## THE DATA:
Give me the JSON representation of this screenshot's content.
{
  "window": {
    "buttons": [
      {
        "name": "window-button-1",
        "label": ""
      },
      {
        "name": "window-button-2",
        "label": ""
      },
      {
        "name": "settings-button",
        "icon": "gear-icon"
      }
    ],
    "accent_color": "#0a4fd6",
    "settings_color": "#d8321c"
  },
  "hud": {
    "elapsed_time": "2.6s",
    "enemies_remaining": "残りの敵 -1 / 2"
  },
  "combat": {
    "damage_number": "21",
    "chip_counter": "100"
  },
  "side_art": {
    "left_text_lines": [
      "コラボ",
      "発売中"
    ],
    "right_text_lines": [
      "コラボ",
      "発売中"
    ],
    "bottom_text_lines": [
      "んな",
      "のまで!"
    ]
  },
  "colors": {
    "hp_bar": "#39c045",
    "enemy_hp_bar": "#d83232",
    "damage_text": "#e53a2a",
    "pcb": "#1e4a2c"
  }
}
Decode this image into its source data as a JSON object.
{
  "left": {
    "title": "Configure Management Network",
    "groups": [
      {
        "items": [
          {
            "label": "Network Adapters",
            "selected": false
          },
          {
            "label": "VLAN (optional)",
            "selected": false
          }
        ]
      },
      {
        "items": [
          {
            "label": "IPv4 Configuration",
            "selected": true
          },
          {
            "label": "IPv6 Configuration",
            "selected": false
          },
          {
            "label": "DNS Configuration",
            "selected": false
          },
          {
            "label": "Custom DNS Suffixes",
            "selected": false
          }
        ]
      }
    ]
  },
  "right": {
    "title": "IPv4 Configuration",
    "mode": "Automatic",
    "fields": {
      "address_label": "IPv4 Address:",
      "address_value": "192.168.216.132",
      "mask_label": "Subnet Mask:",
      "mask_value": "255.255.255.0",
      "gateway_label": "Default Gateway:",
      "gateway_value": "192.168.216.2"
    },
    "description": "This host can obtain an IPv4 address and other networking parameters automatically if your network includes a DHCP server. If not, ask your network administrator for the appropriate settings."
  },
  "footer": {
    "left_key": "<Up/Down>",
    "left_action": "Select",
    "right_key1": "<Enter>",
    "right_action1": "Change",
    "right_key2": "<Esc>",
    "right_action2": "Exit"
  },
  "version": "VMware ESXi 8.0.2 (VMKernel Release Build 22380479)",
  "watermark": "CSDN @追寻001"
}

## REQUIRED WORK:
Repeat exactly, and only, the lines from the one containing "Decode this image" through the end of the material.

## THE SOLUTION:
Decode this image into its source data as a JSON object.
{
  "left": {
    "title": "Configure Management Network",
    "groups": [
      {
        "items": [
          {
            "label": "Network Adapters",
            "selected": false
          },
          {
            "label": "VLAN (optional)",
            "selected": false
          }
        ]
      },
      {
        "items": [
          {
            "label": "IPv4 Configuration",
            "selected": true
          },
          {
            "label": "IPv6 Configuration",
            "selected": false
          },
          {
            "label": "DNS Configuration",
            "selected": false
          },
          {
            "label": "Custom DNS Suffixes",
            "selected": false
          }
        ]
      }
    ]
  },
  "right": {
    "title": "IPv4 Configuration",
    "mode": "Automatic",
    "fields": {
      "address_label": "IPv4 Address:",
      "address_value": "192.168.216.132",
      "mask_label": "Subnet Mask:",
      "mask_value": "255.255.255.0",
      "gateway_label": "Default Gateway:",
      "gateway_value": "192.168.216.2"
    },
    "description": "This host can obtain an IPv4 address and other networking parameters automatically if your network includes a DHCP server. If not, ask your network administrator for the appropriate settings."
  },
  "footer": {
    "left_key": "<Up/Down>",
    "left_action": "Select",
    "right_key1": "<Enter>",
    "right_action1": "Change",
    "right_key2": "<Esc>",
    "right_action2": "Exit"
  },
  "version": "VMware ESXi 8.0.2 (VMKernel Release Build 22380479)",
  "watermark": "CSDN @追寻001"
}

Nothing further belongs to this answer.